··· Records shown ···

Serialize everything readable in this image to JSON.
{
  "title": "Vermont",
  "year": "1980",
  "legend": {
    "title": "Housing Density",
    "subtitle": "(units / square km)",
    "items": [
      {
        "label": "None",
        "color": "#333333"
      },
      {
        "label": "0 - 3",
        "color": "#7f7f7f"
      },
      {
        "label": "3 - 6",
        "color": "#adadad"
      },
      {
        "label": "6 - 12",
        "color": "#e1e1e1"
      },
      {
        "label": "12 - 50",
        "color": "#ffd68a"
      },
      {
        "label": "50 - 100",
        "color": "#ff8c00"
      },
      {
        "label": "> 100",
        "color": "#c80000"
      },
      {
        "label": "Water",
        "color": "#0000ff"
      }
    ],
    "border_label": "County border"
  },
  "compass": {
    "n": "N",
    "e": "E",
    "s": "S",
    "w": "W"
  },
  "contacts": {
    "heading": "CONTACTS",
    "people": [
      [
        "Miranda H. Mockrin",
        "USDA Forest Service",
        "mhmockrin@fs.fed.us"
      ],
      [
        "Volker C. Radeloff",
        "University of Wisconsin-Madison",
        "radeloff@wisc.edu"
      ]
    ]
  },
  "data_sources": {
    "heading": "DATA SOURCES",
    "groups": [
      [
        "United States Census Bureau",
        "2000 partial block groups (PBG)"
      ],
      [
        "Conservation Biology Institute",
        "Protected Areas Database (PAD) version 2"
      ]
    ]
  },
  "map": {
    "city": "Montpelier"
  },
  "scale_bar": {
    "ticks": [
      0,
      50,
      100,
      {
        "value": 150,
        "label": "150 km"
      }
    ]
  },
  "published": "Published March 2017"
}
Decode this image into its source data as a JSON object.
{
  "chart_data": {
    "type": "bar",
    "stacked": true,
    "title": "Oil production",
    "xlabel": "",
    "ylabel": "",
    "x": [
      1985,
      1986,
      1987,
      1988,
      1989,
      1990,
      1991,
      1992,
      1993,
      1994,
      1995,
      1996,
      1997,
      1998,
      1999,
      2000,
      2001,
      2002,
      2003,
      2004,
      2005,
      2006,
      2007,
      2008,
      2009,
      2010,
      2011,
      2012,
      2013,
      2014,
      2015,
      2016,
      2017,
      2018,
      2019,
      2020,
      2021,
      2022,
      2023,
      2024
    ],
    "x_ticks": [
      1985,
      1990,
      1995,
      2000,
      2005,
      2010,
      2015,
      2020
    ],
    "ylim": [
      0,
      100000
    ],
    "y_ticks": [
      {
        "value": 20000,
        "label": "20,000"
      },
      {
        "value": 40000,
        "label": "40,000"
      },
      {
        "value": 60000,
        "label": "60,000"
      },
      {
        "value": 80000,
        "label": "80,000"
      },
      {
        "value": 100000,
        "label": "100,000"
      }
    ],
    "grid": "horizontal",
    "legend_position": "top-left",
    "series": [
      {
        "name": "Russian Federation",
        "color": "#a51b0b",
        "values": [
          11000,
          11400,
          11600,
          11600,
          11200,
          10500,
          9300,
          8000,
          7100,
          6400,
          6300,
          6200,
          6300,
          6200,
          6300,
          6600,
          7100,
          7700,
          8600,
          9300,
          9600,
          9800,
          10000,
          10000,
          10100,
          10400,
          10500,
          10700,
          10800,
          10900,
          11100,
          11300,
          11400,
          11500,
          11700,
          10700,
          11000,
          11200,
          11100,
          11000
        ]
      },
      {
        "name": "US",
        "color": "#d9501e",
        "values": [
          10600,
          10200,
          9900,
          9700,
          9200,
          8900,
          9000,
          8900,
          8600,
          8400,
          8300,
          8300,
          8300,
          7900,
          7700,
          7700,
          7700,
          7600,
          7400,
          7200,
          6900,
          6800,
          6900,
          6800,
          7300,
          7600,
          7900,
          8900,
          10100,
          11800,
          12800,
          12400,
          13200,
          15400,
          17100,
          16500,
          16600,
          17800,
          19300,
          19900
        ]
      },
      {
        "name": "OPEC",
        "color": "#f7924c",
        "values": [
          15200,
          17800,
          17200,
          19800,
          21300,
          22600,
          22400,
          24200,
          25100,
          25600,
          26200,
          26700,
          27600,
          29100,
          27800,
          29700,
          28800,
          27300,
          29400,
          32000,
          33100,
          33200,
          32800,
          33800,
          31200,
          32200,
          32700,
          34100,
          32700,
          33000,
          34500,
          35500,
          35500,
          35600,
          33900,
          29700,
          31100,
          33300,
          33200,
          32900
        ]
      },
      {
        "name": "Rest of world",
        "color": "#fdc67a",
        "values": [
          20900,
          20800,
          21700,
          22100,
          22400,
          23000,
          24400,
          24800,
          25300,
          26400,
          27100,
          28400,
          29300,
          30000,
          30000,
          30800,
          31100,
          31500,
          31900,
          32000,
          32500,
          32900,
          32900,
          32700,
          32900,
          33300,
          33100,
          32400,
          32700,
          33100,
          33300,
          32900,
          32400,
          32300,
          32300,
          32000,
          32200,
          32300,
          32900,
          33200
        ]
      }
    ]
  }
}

···

Output the records verbatim, from the first line to the last.

Serialize everything readable in this image to JSON.
{
  "title": "Vermont",
  "year": "1980",
  "legend": {
    "title": "Housing Density",
    "subtitle": "(units / square km)",
    "items": [
      {
        "label": "None",
        "color": "#333333"
      },
      {
        "label": "0 - 3",
        "color": "#7f7f7f"
      },
      {
        "label": "3 - 6",
        "color": "#adadad"
      },
      {
        "label": "6 - 12",
        "color": "#e1e1e1"
      },
      {
        "label": "12 - 50",
        "color": "#ffd68a"
      },
      {
        "label": "50 - 100",
        "color": "#ff8c00"
      },
      {
        "label": "> 100",
        "color": "#c80000"
      },
      {
        "label": "Water",
        "color": "#0000ff"
      }
    ],
    "border_label": "County border"
  },
  "compass": {
    "n": "N",
    "e": "E",
    "s": "S",
    "w": "W"
  },
  "contacts": {
    "heading": "CONTACTS",
    "people": [
      [
        "Miranda H. Mockrin",
        "USDA Forest Service",
        "mhmockrin@fs.fed.us"
      ],
      [
        "Volker C. Radeloff",
        "University of Wisconsin-Madison",
        "radeloff@wisc.edu"
      ]
    ]
  },
  "data_sources": {
    "heading": "DATA SOURCES",
    "groups": [
      [
        "United States Census Bureau",
        "2000 partial block groups (PBG)"
      ],
      [
        "Conservation Biology Institute",
        "Protected Areas Database (PAD) version 2"
      ]
    ]
  },
  "map": {
    "city": "Montpelier"
  },
  "scale_bar": {
    "ticks": [
      0,
      50,
      100,
      {
        "value": 150,
        "label": "150 km"
      }
    ]
  },
  "published": "Published March 2017"
}
Decode this image into its source data as a JSON object.
{
  "chart_data": {
    "type": "bar",
    "stacked": true,
    "title": "Oil production",
    "xlabel": "",
    "ylabel": "",
    "x": [
      1985,
      1986,
      1987,
      1988,
      1989,
      1990,
      1991,
      1992,
      1993,
      1994,
      1995,
      1996,
      1997,
      1998,
      1999,
      2000,
      2001,
      2002,
      2003,
      2004,
      2005,
      2006,
      2007,
      2008,
      2009,
      2010,
      2011,
      2012,
      2013,
      2014,
      2015,
      2016,
      2017,
      2018,
      2019,
      2020,
      2021,
      2022,
      2023,
      2024
    ],
    "x_ticks": [
      1985,
      1990,
      1995,
      2000,
      2005,
      2010,
      2015,
      2020
    ],
    "ylim": [
      0,
      100000
    ],
    "y_ticks": [
      {
        "value": 20000,
        "label": "20,000"
      },
      {
        "value": 40000,
        "label": "40,000"
      },
      {
        "value": 60000,
        "label": "60,000"
      },
      {
        "value": 80000,
        "label": "80,000"
      },
      {
        "value": 100000,
        "label": "100,000"
      }
    ],
    "grid": "horizontal",
    "legend_position": "top-left",
    "series": [
      {
        "name": "Russian Federation",
        "color": "#a51b0b",
        "values": [
          11000,
          11400,
          11600,
          11600,
          11200,
          10500,
          9300,
          8000,
          7100,
          6400,
          6300,
          6200,
          6300,
          6200,
          6300,
          6600,
          7100,
          7700,
          8600,
          9300,
          9600,
          9800,
          10000,
          10000,
          10100,
          10400,
          10500,
          10700,
          10800,
          10900,
          11100,
          11300,
          11400,
          11500,
          11700,
          10700,
          11000,
          11200,
          11100,
          11000
        ]
      },
      {
        "name": "US",
        "color": "#d9501e",
        "values": [
          10600,
          10200,
          9900,
          9700,
          9200,
          8900,
          9000,
          8900,
          8600,
          8400,
          8300,
          8300,
          8300,
          7900,
          7700,
          7700,
          7700,
          7600,
          7400,
          7200,
          6900,
          6800,
          6900,
          6800,
          7300,
          7600,
          7900,
          8900,
          10100,
          11800,
          12800,
          12400,
          13200,
          15400,
          17100,
          16500,
          16600,
          17800,
          19300,
          19900
        ]
      },
      {
        "name": "OPEC",
        "color": "#f7924c",
        "values": [
          15200,
          17800,
          17200,
          19800,
          21300,
          22600,
          22400,
          24200,
          25100,
          25600,
          26200,
          26700,
          27600,
          29100,
          27800,
          29700,
          28800,
          27300,
          29400,
          32000,
          33100,
          33200,
          32800,
          33800,
          31200,
          32200,
          32700,
          34100,
          32700,
          33000,
          34500,
          35500,
          35500,
          35600,
          33900,
          29700,
          31100,
          33300,
          33200,
          32900
        ]
      },
      {
        "name": "Rest of world",
        "color": "#fdc67a",
        "values": [
          20900,
          20800,
          21700,
          22100,
          22400,
          23000,
          24400,
          24800,
          25300,
          26400,
          27100,
          28400,
          29300,
          30000,
          30000,
          30800,
          31100,
          31500,
          31900,
          32000,
          32500,
          32900,
          32900,
          32700,
          32900,
          33300,
          33100,
          32400,
          32700,
          33100,
          33300,
          32900,
          32400,
          32300,
          32300,
          32000,
          32200,
          32300,
          32900,
          33200
        ]
      }
    ]
  }
}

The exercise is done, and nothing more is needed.